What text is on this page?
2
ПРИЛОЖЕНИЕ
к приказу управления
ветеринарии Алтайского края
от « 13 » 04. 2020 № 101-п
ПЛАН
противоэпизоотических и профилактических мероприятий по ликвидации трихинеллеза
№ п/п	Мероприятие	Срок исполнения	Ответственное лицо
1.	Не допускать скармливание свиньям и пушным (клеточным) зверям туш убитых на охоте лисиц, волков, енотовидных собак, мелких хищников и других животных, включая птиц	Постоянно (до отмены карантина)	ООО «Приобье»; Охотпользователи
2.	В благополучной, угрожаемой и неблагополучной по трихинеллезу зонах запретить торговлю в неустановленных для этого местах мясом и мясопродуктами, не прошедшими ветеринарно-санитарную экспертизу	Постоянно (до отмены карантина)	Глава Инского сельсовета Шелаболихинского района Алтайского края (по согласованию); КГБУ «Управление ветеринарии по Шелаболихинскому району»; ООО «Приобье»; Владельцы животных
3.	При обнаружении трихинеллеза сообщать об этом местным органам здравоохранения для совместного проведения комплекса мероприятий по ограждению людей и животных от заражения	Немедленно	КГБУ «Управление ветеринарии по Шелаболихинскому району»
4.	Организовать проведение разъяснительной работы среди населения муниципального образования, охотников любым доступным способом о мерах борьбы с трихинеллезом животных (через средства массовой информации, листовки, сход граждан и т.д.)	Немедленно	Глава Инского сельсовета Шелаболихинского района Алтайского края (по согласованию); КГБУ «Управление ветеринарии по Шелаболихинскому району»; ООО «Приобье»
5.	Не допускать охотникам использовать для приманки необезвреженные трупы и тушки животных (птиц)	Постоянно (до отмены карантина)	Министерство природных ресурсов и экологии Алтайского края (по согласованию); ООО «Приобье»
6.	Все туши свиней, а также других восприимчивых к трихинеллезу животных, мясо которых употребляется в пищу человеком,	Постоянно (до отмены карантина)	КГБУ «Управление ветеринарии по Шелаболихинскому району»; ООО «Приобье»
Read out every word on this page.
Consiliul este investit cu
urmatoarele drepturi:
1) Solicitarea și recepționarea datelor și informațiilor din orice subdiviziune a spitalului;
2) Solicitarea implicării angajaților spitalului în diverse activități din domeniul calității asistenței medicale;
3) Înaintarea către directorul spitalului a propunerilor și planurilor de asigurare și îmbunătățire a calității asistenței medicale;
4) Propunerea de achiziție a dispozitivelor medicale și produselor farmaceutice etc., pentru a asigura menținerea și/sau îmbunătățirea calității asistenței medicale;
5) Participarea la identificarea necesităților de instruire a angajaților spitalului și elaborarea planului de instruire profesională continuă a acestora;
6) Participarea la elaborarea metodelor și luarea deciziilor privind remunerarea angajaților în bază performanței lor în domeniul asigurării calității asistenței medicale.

━━━━━━

■ PROBLEM TO WORK ON
Identify and extract each line of the listing that contains "птиц".

■ REPLY TO THE TASK
1.	Не допускать скармливание свиньям и пушным (клеточным) зверям туш убитых на охоте лисиц, волков, енотовидных собак, мелких хищников и других животных, включая птиц	Постоянно (до отмены карантина)	ООО «Приобье»; Охотпользователи
5.	Не допускать охотникам использовать для приманки необезвреженные трупы и тушки животных (птиц)	Постоянно (до отмены карантина)	Министерство природных ресурсов и экологии Алтайского края (по согласованию); ООО «Приобье»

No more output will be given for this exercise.